** START STORED RECORDS **

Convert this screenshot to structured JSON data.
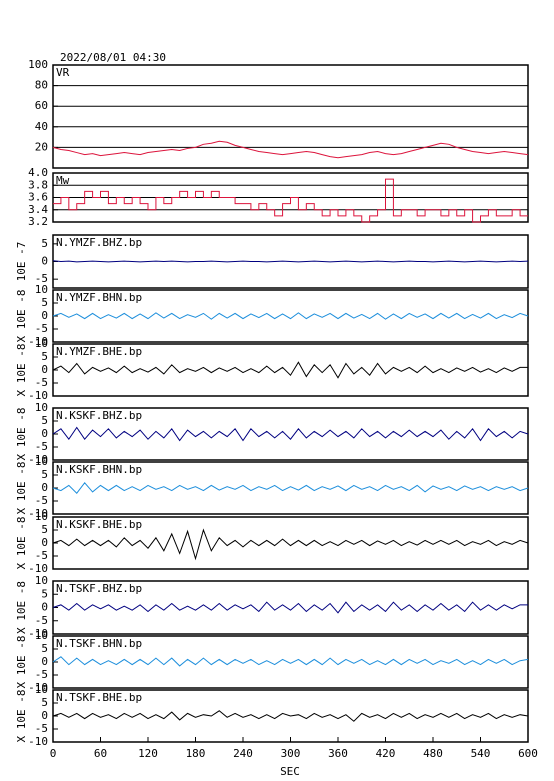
{
  "chart_data": {
    "type": "line",
    "title": "2022/08/01 04:30",
    "xlabel": "SEC",
    "xlim": [
      0,
      600
    ],
    "xticks": [
      0,
      60,
      120,
      180,
      240,
      300,
      360,
      420,
      480,
      540,
      600
    ],
    "x": [
      0,
      10,
      20,
      30,
      40,
      50,
      60,
      70,
      80,
      90,
      100,
      110,
      120,
      130,
      140,
      150,
      160,
      170,
      180,
      190,
      200,
      210,
      220,
      230,
      240,
      250,
      260,
      270,
      280,
      290,
      300,
      310,
      320,
      330,
      340,
      350,
      360,
      370,
      380,
      390,
      400,
      410,
      420,
      430,
      440,
      450,
      460,
      470,
      480,
      490,
      500,
      510,
      520,
      530,
      540,
      550,
      560,
      570,
      580,
      590,
      600
    ],
    "panels": [
      {
        "label": "VR",
        "color": "#dc143c",
        "grid": true,
        "ylim": [
          0,
          100
        ],
        "yticks": [
          20,
          40,
          60,
          80,
          100
        ],
        "values": [
          20,
          18,
          17,
          15,
          13,
          14,
          12,
          13,
          14,
          15,
          14,
          13,
          15,
          16,
          17,
          18,
          17,
          19,
          20,
          23,
          24,
          26,
          25,
          22,
          20,
          18,
          16,
          15,
          14,
          13,
          14,
          15,
          16,
          15,
          13,
          11,
          10,
          11,
          12,
          13,
          15,
          16,
          14,
          13,
          14,
          16,
          18,
          20,
          22,
          24,
          23,
          20,
          18,
          16,
          15,
          14,
          15,
          16,
          15,
          14,
          13
        ]
      },
      {
        "label": "Mw",
        "color": "#dc143c",
        "grid": true,
        "drawstyle": "steps",
        "ylim": [
          3.2,
          4.0
        ],
        "yticks": [
          3.2,
          3.4,
          3.6,
          3.8,
          {
            "value": 4,
            "label": "4.0"
          }
        ],
        "values": [
          3.5,
          3.6,
          3.4,
          3.5,
          3.7,
          3.6,
          3.7,
          3.5,
          3.6,
          3.5,
          3.6,
          3.5,
          3.4,
          3.6,
          3.5,
          3.6,
          3.7,
          3.6,
          3.7,
          3.6,
          3.7,
          3.6,
          3.6,
          3.5,
          3.5,
          3.4,
          3.5,
          3.4,
          3.3,
          3.5,
          3.6,
          3.4,
          3.5,
          3.4,
          3.3,
          3.4,
          3.3,
          3.4,
          3.3,
          3.2,
          3.3,
          3.4,
          3.9,
          3.3,
          3.4,
          3.4,
          3.3,
          3.4,
          3.4,
          3.3,
          3.4,
          3.3,
          3.4,
          3.2,
          3.3,
          3.4,
          3.3,
          3.3,
          3.4,
          3.3,
          3.3
        ]
      },
      {
        "label": "N.YMZF.BHZ.bp",
        "ylabel": "10E -7",
        "color": "#000080",
        "ylim": [
          -7.5,
          7.5
        ],
        "yticks": [
          -5,
          0,
          5
        ],
        "values": [
          0.2,
          0,
          0.1,
          -0.1,
          0,
          0.1,
          0,
          -0.1,
          0,
          0.1,
          0,
          -0.1,
          0,
          0.1,
          0,
          0.1,
          0,
          -0.1,
          0,
          0,
          0.1,
          0,
          -0.1,
          0,
          0.1,
          0,
          0,
          -0.1,
          0,
          0.1,
          0,
          -0.1,
          0,
          0.1,
          0,
          -0.1,
          0,
          0.1,
          0,
          -0.1,
          0,
          0.1,
          0,
          -0.1,
          0,
          0.1,
          0,
          0,
          -0.1,
          0,
          0.1,
          0,
          -0.1,
          0,
          0.1,
          0,
          -0.1,
          0,
          0.1,
          0,
          0.1
        ]
      },
      {
        "label": "N.YMZF.BHN.bp",
        "ylabel": "X 10E -8",
        "color": "#1e8fdc",
        "ylim": [
          -10,
          10
        ],
        "yticks": [
          -10,
          -5,
          0,
          5,
          10
        ],
        "values": [
          0,
          1,
          -0.5,
          0.8,
          -1,
          1,
          -1,
          0.5,
          -0.8,
          1,
          -1,
          0.8,
          -1,
          1.2,
          -0.8,
          1,
          -1,
          0.5,
          -0.5,
          1,
          -1.2,
          1,
          -0.8,
          1,
          -1,
          0.8,
          -0.6,
          1,
          -1,
          0.8,
          -1,
          1.2,
          -1,
          0.8,
          -0.5,
          1,
          -1,
          1,
          -0.8,
          0.6,
          -1,
          1,
          -1.2,
          0.8,
          -1,
          1,
          -0.5,
          0.8,
          -1,
          1,
          -0.8,
          1,
          -1,
          0.6,
          -0.8,
          1,
          -1,
          0.5,
          -0.6,
          1,
          0
        ]
      },
      {
        "label": "N.YMZF.BHE.bp",
        "ylabel": "X 10E -8",
        "color": "#000000",
        "ylim": [
          -10,
          10
        ],
        "yticks": [
          -10,
          -5,
          0,
          5,
          10
        ],
        "values": [
          0,
          1.5,
          -1,
          2.5,
          -1.5,
          1,
          -0.5,
          0.8,
          -1,
          1.5,
          -1,
          0.5,
          -0.8,
          1,
          -1.5,
          2,
          -1,
          0.5,
          -0.5,
          1,
          -1,
          0.8,
          -0.5,
          1,
          -1,
          0.5,
          -1,
          1.5,
          -1,
          1,
          -2,
          3,
          -2.5,
          2,
          -1,
          2,
          -3,
          2.5,
          -1.5,
          1,
          -2,
          2.5,
          -1.5,
          1,
          -0.5,
          1,
          -1,
          1.5,
          -1,
          0.5,
          -1,
          0.8,
          -0.5,
          1,
          -0.8,
          0.5,
          -1,
          0.8,
          -0.5,
          1,
          1
        ]
      },
      {
        "label": "N.KSKF.BHZ.bp",
        "ylabel": "X 10E -8",
        "color": "#000080",
        "ylim": [
          -10,
          10
        ],
        "yticks": [
          -10,
          -5,
          0,
          5,
          10
        ],
        "values": [
          0,
          2,
          -2,
          2.5,
          -2,
          1.5,
          -1,
          2,
          -1.5,
          1,
          -1,
          1.5,
          -2,
          1,
          -1.5,
          2,
          -2.5,
          1.5,
          -1,
          1,
          -1.5,
          1,
          -1,
          2,
          -2.5,
          2,
          -1,
          1,
          -1.5,
          1,
          -2,
          2,
          -1.5,
          1,
          -1,
          1.5,
          -1,
          1,
          -1.5,
          2,
          -1,
          1,
          -1.5,
          1,
          -1,
          1.5,
          -1,
          1,
          -1,
          1.5,
          -2,
          1,
          -1.5,
          2,
          -2.5,
          2,
          -1,
          1,
          -1.5,
          1,
          0
        ]
      },
      {
        "label": "N.KSKF.BHN.bp",
        "ylabel": "X 10E -8",
        "color": "#1e8fdc",
        "ylim": [
          -10,
          10
        ],
        "yticks": [
          -10,
          -5,
          0,
          5,
          10
        ],
        "values": [
          0,
          -1,
          1,
          -2,
          2,
          -1.5,
          1,
          -1,
          1,
          -1,
          0.5,
          -1,
          1,
          -0.5,
          0.5,
          -1,
          1,
          -0.5,
          0.5,
          -1,
          1,
          -0.8,
          0.5,
          -0.5,
          1,
          -1,
          0.5,
          -0.5,
          1,
          -1,
          0.5,
          -0.8,
          1,
          -1,
          0.5,
          -0.5,
          0.8,
          -1,
          1,
          -0.5,
          0.5,
          -1,
          1,
          -0.5,
          0.5,
          -1,
          1,
          -1.5,
          0.8,
          -0.5,
          0.5,
          -1,
          0.8,
          -0.5,
          0.5,
          -1,
          0.5,
          -0.5,
          0.5,
          -1,
          0
        ]
      },
      {
        "label": "N.KSKF.BHE.bp",
        "ylabel": "X 10E -8",
        "color": "#000000",
        "ylim": [
          -10,
          10
        ],
        "yticks": [
          -10,
          -5,
          0,
          5,
          10
        ],
        "values": [
          0,
          1,
          -1,
          1.5,
          -1,
          1,
          -1,
          1,
          -1.5,
          2,
          -1,
          1,
          -2,
          2,
          -3,
          3.5,
          -4,
          4.5,
          -6,
          5,
          -3,
          2,
          -1,
          1,
          -1.5,
          1,
          -1,
          1,
          -1,
          1.5,
          -1,
          1,
          -1,
          1,
          -1,
          0.5,
          -1,
          1,
          -0.5,
          1,
          -1,
          0.8,
          -0.5,
          1,
          -1,
          0.5,
          -0.8,
          1,
          -0.5,
          1,
          -0.5,
          1,
          -1,
          0.5,
          -0.5,
          1,
          -1,
          0.5,
          -0.5,
          1,
          0
        ]
      },
      {
        "label": "N.TSKF.BHZ.bp",
        "ylabel": "X 10E -8",
        "color": "#000080",
        "ylim": [
          -10,
          10
        ],
        "yticks": [
          -10,
          -5,
          0,
          5,
          10
        ],
        "values": [
          0,
          1,
          -1,
          1.5,
          -1,
          1,
          -0.5,
          1,
          -1,
          0.5,
          -1,
          1,
          -1.5,
          1,
          -1,
          1.5,
          -1,
          0.5,
          -1,
          1,
          -1,
          1.5,
          -1,
          1,
          -0.5,
          1,
          -1.5,
          2,
          -1,
          1,
          -1,
          1.5,
          -1.5,
          1,
          -1,
          1.5,
          -2,
          2,
          -1.5,
          1,
          -1,
          1,
          -1.5,
          2,
          -1,
          1,
          -1.5,
          1,
          -1,
          1.5,
          -1,
          1,
          -1.5,
          2,
          -1,
          1,
          -1,
          1,
          -0.5,
          1,
          1
        ]
      },
      {
        "label": "N.TSKF.BHN.bp",
        "ylabel": "X 10E -8",
        "color": "#1e8fdc",
        "ylim": [
          -10,
          10
        ],
        "yticks": [
          -10,
          -5,
          0,
          5,
          10
        ],
        "values": [
          0,
          2,
          -1,
          1.5,
          -1,
          1,
          -1,
          0.5,
          -1,
          1,
          -1,
          1,
          -1,
          1.5,
          -1,
          1.5,
          -1.5,
          1,
          -1,
          1.5,
          -1,
          1,
          -1,
          1,
          -0.5,
          1,
          -1,
          0.5,
          -1,
          1,
          -0.5,
          1,
          -1,
          1,
          -1,
          1.5,
          -1,
          1,
          -0.5,
          1,
          -1,
          0.5,
          -1,
          1,
          -1,
          1,
          -0.5,
          1,
          -1,
          0.5,
          -0.5,
          1,
          -1,
          0.5,
          -1,
          1,
          -0.5,
          1,
          -1,
          0.5,
          1
        ]
      },
      {
        "label": "N.TSKF.BHE.bp",
        "ylabel": "X 10E -8",
        "color": "#000000",
        "ylim": [
          -10,
          10
        ],
        "yticks": [
          -10,
          -5,
          0,
          5,
          10
        ],
        "values": [
          0,
          1,
          -0.5,
          1,
          -1,
          1,
          -0.5,
          0.5,
          -1,
          1,
          -0.5,
          1,
          -1,
          0.5,
          -1,
          1.5,
          -1.5,
          1,
          -0.5,
          0.5,
          0,
          2,
          -0.5,
          1,
          -0.5,
          0.5,
          -1,
          0.5,
          -1,
          1,
          0,
          0.5,
          -1,
          1,
          -0.5,
          0.5,
          -1,
          0.5,
          -2,
          1,
          -0.5,
          0.5,
          -1,
          1,
          -0.5,
          1,
          -1,
          0.5,
          -0.5,
          1,
          -0.5,
          1,
          -1,
          0.5,
          -0.5,
          1,
          -1,
          0.5,
          -0.5,
          0.5,
          0
        ]
      }
    ]
  }
}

** END STORED RECORDS **

OBJECTIVE
Filter the entries down to the lines with the word "TSKF" in them.

ANSWER TO THE EXERCISE
        "label": "N.TSKF.BHZ.bp",
        "label": "N.TSKF.BHN.bp",
        "label": "N.TSKF.BHE.bp",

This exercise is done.